RIDER NOTES

BC-ZR750C乗りの残しておきたいログ

北総|1.犬吠埼

 その週末、大阪からツレが来る予定だったのだが、前日の朝になっていきなりキャンセル。それならと元同僚に声をかけて、魔都天一ツアーとシャレこもうぜということになったのだが、こともあろうか当日(土曜)の朝にキャンセルのメール。

 よーし、こうやったらヤケクソや! とばかりにそそくさとツーリングの支度を済ませ、四郎の後ろによっこらしょと積み込み、いざ行かん。

 行き先は……なんも決めてなかった! んやけど、最近(というか去年魔都に来てから)西の方ばっかし行ってるから、とりあえず今回は東にでも行ってみっかー。

______

# [記述問題 A]
本文に出てくる地名を全部書き出してください。
# [記述問題 B]
本文で、今回は東へ行くことにした理由を1〜3文で説明してください。

______

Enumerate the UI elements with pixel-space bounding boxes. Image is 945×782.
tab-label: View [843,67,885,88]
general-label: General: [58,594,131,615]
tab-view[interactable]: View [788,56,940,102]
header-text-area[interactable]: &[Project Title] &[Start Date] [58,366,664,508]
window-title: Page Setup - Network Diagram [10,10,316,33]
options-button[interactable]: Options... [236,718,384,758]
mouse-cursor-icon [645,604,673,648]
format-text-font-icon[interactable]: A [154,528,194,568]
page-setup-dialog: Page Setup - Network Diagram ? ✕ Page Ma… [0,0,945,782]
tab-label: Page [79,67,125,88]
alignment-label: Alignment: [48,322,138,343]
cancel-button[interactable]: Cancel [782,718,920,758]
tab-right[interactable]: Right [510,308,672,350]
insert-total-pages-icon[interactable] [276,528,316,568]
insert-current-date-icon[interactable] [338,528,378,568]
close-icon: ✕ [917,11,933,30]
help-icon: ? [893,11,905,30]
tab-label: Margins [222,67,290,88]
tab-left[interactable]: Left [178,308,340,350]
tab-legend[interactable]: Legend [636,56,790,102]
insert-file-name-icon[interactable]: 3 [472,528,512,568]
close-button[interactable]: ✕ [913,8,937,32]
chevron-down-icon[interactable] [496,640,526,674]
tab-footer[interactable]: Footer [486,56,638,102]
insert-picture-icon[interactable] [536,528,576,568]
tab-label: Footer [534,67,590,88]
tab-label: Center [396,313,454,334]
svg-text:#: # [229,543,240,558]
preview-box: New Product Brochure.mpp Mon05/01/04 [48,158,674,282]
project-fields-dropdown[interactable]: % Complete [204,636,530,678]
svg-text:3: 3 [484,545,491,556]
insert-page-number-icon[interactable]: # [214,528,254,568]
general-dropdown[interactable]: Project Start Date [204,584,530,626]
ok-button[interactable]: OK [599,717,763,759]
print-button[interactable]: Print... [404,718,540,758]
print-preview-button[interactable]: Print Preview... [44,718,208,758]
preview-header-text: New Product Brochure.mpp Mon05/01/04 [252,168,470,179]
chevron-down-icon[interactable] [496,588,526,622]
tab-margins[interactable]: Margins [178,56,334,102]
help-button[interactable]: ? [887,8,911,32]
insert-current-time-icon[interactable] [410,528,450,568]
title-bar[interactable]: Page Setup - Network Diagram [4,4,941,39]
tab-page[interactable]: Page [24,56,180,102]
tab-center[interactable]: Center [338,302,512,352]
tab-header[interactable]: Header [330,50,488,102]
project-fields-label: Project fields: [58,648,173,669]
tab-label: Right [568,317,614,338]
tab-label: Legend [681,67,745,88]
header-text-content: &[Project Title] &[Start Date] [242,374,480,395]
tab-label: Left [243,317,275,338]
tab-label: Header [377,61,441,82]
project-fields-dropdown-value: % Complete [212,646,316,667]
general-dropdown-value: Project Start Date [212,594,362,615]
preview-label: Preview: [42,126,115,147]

______

# [模範解答 A]
北総、犬吠埼、大阪、魔都

# [模範解答 B]
最近は、というより去年魔都に来てからは、西の方ばかりに行っていたからです。そこで今回は、とりあえず東に行ってみることにしました。